* _Exercise prompt_:
Return each line that holds the word "Save".

━━━━━━━━

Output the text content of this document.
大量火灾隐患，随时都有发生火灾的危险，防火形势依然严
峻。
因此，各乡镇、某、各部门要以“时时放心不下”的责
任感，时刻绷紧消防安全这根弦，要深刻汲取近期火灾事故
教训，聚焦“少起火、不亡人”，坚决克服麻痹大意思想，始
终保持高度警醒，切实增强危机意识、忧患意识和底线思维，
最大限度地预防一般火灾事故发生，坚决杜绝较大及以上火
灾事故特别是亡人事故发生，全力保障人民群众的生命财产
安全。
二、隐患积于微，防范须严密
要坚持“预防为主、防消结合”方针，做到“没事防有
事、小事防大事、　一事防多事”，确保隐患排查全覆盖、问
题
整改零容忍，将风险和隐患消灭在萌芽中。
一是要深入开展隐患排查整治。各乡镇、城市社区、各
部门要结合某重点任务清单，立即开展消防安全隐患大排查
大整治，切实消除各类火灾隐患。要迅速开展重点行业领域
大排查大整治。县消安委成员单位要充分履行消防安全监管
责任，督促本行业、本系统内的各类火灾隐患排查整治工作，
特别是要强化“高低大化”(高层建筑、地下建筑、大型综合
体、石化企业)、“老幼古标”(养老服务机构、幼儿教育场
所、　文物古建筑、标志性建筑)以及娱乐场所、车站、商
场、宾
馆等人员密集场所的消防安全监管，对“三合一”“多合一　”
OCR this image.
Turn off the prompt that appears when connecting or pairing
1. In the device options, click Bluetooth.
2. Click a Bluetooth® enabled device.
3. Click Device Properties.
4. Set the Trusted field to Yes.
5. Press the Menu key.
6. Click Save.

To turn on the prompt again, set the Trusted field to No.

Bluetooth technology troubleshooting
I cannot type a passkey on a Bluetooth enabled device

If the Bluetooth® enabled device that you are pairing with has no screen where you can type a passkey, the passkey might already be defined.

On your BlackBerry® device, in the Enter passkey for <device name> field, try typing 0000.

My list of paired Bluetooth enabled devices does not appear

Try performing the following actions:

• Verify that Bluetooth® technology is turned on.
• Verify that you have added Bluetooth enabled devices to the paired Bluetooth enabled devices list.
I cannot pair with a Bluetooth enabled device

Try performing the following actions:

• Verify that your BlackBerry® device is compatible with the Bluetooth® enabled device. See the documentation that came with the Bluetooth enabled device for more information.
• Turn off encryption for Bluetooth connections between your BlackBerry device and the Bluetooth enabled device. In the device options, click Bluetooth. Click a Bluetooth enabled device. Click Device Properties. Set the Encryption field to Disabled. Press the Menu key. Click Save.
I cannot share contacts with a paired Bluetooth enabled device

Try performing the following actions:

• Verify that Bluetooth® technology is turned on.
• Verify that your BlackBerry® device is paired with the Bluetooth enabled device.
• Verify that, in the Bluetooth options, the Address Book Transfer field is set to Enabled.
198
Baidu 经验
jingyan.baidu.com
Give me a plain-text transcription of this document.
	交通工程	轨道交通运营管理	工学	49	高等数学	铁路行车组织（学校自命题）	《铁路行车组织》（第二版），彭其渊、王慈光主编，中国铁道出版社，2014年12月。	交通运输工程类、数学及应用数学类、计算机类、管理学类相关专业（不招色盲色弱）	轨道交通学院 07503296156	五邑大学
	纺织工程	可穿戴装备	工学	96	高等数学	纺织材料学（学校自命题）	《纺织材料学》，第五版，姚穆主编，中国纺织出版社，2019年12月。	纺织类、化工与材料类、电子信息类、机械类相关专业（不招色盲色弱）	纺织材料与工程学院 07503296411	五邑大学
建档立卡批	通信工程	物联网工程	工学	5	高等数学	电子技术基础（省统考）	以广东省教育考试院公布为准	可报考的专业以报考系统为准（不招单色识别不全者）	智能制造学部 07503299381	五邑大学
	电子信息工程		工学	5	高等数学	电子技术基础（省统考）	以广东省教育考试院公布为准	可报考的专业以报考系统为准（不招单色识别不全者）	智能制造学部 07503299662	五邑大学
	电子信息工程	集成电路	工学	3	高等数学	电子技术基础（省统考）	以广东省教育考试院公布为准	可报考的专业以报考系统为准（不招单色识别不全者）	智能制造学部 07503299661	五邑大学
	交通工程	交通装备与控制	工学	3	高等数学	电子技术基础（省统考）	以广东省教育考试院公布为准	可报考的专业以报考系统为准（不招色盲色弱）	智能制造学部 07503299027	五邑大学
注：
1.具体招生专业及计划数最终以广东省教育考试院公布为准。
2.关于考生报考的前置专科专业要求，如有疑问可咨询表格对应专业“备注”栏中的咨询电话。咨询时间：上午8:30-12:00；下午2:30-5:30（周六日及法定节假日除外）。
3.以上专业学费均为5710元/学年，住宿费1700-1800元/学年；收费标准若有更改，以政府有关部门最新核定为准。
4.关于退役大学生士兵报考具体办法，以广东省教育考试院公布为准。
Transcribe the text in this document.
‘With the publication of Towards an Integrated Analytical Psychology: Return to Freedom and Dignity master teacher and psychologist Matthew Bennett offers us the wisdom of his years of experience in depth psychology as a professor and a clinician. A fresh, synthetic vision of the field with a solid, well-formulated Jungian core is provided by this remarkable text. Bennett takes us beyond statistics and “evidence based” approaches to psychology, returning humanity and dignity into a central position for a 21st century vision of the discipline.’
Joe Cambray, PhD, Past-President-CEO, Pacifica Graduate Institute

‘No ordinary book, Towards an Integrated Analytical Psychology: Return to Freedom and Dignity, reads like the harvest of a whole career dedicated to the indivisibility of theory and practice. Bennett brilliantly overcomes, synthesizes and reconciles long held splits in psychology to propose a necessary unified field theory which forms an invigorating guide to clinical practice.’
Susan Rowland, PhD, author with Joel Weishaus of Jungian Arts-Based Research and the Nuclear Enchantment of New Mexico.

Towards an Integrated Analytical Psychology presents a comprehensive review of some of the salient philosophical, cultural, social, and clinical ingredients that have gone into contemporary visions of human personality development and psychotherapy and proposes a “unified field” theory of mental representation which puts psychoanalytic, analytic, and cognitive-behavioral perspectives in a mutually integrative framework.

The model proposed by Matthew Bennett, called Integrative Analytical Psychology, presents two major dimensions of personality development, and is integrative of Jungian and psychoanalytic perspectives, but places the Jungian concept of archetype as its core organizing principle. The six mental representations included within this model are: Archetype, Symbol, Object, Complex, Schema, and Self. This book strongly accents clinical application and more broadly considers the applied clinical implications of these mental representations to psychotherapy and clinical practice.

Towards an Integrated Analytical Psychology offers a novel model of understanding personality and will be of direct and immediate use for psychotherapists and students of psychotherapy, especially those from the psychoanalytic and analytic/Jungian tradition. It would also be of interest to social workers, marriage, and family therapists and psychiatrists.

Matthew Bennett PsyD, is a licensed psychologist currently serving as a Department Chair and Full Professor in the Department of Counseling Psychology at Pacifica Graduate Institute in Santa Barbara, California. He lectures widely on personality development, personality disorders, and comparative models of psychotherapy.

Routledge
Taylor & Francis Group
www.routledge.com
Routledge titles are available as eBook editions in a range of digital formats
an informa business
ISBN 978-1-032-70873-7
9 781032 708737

━━━━━━━━

* _Result for this task_:
6. Click Save.
• Turn off encryption for Bluetooth connections between your BlackBerry device and the Bluetooth enabled device. In the device options, click Bluetooth. Click a Bluetooth enabled device. Click Device Properties. Set the Encryption field to Disabled. Press the Menu key. Click Save.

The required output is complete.